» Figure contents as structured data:
━━━

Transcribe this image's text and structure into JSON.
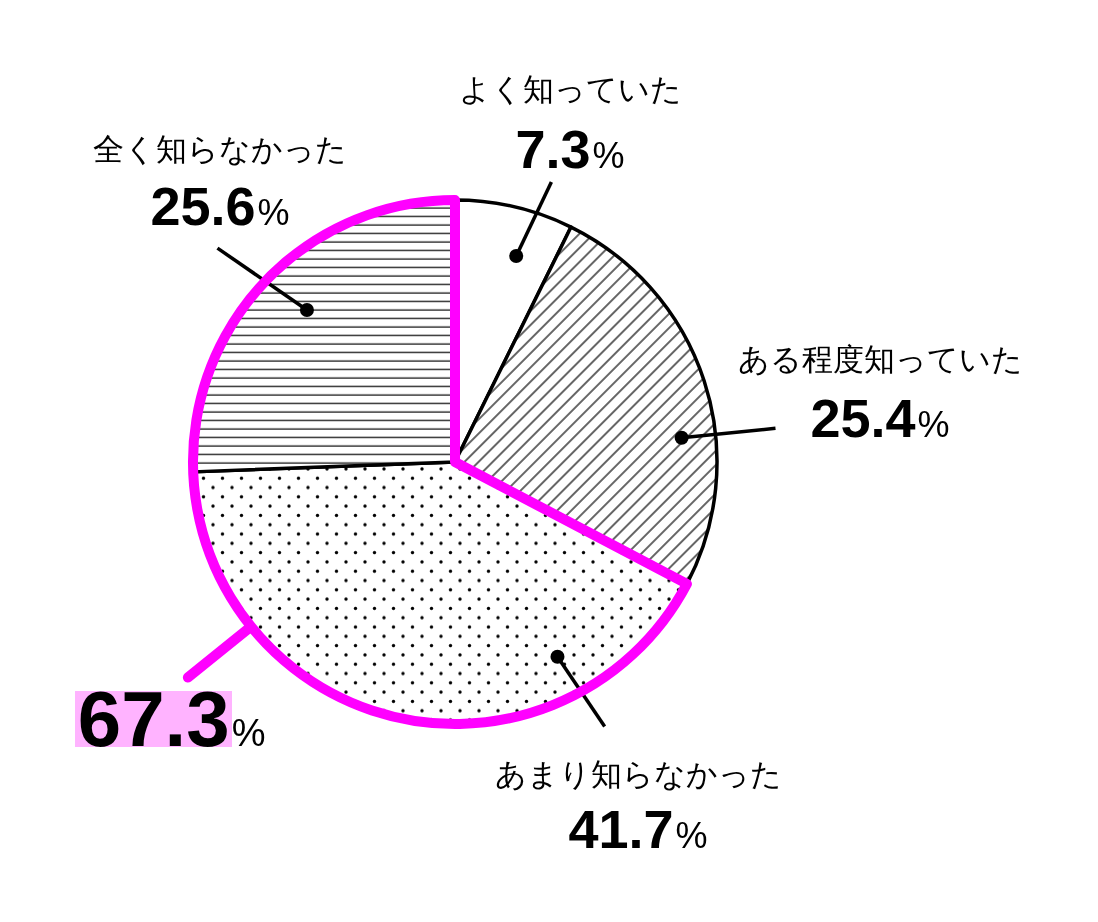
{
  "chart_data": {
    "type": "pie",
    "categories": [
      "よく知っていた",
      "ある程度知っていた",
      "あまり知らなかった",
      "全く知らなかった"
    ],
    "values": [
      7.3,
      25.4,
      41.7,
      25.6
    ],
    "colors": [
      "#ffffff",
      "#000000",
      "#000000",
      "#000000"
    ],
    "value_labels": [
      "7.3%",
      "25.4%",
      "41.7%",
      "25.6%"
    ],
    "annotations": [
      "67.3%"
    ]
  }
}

━━━

» EXERCISE GOAL: Transcribe every entry above exactly. Omit all pictures.

» RESPONSE:
Transcribe this image's text and structure into JSON.
{
  "chart_data": {
    "type": "pie",
    "categories": [
      "よく知っていた",
      "ある程度知っていた",
      "あまり知らなかった",
      "全く知らなかった"
    ],
    "values": [
      7.3,
      25.4,
      41.7,
      25.6
    ],
    "colors": [
      "#ffffff",
      "#000000",
      "#000000",
      "#000000"
    ],
    "value_labels": [
      "7.3%",
      "25.4%",
      "41.7%",
      "25.6%"
    ],
    "annotations": [
      "67.3%"
    ]
  }
}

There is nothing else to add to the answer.